DO THIS: In the material below, find all lines with the string "ISBN" and copy them.

EXERCISE MATERIALS:
┄┄┄┄┄┄┄┄┄┄

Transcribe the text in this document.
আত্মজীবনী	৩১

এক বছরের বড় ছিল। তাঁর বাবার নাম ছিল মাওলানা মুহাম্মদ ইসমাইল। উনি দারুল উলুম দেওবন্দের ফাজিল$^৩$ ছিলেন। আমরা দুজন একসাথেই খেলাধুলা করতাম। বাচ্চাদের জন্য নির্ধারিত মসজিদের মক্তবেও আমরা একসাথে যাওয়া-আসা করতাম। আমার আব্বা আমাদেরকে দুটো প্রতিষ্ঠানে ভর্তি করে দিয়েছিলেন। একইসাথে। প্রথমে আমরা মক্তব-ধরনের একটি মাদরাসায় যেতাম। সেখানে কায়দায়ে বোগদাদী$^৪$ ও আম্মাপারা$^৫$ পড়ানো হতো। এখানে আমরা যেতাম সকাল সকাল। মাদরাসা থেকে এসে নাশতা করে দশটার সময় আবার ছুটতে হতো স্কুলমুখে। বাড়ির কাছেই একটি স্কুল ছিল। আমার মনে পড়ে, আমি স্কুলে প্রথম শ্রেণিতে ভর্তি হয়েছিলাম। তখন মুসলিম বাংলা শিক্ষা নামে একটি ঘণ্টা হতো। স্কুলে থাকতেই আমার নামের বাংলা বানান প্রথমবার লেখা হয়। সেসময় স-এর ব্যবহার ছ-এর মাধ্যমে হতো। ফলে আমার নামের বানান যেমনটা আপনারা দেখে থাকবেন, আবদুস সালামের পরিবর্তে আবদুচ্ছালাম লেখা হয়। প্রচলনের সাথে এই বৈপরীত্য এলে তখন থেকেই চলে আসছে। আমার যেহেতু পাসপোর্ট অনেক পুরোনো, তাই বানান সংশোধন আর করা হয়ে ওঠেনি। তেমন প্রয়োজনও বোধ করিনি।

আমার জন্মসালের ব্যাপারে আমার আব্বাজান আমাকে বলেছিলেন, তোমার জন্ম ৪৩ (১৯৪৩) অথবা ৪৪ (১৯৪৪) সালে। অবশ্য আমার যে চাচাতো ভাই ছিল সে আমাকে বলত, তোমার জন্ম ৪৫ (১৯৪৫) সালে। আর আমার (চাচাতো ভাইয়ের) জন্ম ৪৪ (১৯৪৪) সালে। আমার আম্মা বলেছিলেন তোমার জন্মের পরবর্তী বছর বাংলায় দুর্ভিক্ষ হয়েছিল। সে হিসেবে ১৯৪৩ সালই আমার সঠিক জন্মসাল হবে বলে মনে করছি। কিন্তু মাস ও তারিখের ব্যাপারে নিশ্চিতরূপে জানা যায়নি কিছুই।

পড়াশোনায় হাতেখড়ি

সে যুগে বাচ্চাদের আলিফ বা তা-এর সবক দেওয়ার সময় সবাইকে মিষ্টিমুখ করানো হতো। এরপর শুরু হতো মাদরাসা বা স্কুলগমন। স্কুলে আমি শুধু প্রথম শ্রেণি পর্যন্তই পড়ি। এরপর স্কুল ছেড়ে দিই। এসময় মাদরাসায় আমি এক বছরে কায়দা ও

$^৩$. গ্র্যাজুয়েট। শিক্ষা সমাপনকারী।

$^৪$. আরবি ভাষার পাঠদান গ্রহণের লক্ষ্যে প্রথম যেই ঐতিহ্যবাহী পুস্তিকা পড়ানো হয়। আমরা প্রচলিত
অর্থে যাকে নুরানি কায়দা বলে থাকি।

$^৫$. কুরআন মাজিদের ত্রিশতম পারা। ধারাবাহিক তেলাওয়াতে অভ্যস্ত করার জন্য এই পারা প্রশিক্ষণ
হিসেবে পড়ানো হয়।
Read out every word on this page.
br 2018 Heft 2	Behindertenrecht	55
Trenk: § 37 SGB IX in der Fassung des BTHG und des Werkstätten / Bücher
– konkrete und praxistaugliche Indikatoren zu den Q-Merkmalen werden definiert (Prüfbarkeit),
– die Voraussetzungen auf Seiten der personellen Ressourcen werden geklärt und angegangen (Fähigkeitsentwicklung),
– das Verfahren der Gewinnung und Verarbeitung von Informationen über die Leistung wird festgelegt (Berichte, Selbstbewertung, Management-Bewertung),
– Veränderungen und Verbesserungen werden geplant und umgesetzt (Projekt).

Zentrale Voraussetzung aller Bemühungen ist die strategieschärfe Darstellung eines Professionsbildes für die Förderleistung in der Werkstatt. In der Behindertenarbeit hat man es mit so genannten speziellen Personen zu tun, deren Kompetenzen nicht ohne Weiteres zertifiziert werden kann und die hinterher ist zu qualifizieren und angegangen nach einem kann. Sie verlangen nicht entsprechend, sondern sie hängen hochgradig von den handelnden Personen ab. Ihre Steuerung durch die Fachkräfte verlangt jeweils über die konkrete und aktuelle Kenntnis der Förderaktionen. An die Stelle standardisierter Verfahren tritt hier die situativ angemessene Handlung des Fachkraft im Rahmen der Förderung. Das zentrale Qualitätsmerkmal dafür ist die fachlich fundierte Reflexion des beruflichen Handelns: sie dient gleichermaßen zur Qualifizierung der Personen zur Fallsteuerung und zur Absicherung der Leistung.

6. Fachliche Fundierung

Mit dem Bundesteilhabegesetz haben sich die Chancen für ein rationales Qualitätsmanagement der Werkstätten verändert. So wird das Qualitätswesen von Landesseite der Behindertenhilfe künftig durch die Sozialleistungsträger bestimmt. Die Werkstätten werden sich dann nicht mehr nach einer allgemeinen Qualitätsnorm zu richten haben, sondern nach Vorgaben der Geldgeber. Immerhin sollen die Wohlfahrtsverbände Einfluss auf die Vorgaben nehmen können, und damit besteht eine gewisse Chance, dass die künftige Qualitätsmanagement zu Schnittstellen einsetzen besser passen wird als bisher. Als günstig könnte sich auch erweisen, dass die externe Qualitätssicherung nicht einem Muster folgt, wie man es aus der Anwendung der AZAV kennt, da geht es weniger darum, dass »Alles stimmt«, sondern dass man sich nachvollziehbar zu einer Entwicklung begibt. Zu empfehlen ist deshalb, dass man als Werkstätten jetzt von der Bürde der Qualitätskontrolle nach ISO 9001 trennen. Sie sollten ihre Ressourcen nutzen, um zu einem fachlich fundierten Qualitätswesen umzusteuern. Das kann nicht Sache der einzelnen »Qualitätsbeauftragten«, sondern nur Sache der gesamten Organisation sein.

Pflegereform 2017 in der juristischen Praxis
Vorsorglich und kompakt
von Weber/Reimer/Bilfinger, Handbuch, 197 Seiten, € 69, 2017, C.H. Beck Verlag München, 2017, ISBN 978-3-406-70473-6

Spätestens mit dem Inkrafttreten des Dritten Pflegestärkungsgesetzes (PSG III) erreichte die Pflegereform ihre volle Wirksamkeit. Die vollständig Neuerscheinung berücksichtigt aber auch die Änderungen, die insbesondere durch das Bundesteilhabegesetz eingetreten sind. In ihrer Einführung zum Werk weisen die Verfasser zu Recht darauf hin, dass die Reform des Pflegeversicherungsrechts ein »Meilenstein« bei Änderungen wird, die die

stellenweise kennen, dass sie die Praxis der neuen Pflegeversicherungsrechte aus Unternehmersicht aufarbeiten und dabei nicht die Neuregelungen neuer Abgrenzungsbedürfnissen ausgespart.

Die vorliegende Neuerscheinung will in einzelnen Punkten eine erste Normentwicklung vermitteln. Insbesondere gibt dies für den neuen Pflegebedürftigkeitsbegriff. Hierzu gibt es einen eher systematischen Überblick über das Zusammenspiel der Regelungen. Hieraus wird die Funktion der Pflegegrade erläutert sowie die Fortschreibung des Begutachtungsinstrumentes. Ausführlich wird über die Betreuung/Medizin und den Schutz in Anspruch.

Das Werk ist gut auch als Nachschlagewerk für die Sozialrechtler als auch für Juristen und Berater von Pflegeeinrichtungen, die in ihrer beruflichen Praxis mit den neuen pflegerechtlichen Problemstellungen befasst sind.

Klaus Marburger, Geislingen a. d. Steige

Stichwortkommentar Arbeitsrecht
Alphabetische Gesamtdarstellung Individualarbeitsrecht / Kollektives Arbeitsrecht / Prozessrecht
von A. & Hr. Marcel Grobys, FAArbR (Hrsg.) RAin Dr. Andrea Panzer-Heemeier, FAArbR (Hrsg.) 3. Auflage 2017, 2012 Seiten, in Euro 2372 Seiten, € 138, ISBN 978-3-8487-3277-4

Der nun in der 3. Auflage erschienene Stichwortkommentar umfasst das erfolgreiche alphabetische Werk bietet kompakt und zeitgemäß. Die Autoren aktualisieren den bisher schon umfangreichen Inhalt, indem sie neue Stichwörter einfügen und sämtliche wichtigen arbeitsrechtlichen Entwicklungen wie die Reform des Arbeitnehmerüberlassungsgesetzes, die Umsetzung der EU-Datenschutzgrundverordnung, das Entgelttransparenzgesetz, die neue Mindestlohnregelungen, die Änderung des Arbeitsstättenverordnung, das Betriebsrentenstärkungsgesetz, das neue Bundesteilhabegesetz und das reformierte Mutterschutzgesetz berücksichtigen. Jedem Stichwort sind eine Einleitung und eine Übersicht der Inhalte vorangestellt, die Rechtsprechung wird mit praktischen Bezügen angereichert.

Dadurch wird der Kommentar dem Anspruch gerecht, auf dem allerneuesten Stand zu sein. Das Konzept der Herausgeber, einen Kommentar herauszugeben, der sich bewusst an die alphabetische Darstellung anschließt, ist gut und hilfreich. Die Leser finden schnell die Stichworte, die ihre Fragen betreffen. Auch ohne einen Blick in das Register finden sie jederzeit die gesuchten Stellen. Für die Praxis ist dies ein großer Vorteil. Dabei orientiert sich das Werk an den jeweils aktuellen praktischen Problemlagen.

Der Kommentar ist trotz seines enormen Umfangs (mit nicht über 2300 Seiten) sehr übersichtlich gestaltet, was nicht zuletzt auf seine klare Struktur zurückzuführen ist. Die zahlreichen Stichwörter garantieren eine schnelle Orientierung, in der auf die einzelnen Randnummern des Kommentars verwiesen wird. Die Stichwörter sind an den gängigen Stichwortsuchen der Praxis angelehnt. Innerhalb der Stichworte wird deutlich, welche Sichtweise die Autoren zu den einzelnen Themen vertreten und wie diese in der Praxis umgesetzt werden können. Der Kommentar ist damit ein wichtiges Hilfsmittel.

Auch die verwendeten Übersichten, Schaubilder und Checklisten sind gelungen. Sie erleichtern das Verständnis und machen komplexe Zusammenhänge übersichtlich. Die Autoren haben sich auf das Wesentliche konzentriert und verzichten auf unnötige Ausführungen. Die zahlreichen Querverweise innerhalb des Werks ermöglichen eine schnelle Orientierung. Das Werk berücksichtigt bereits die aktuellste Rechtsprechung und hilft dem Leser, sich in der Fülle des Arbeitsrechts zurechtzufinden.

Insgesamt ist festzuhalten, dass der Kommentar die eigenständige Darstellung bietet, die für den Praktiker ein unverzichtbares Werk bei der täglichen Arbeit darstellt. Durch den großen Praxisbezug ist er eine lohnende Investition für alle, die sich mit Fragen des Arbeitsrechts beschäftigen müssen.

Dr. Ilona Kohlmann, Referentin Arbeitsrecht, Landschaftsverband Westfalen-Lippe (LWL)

┄┄┄┄┄┄┄┄┄┄

FINAL ANSWER:
von Weber/Reimer/Bilfinger, Handbuch, 197 Seiten, € 69, 2017, C.H. Beck Verlag München, 2017, ISBN 978-3-406-70473-6
von A. & Hr. Marcel Grobys, FAArbR (Hrsg.) RAin Dr. Andrea Panzer-Heemeier, FAArbR (Hrsg.) 3. Auflage 2017, 2012 Seiten, in Euro 2372 Seiten, € 138, ISBN 978-3-8487-3277-4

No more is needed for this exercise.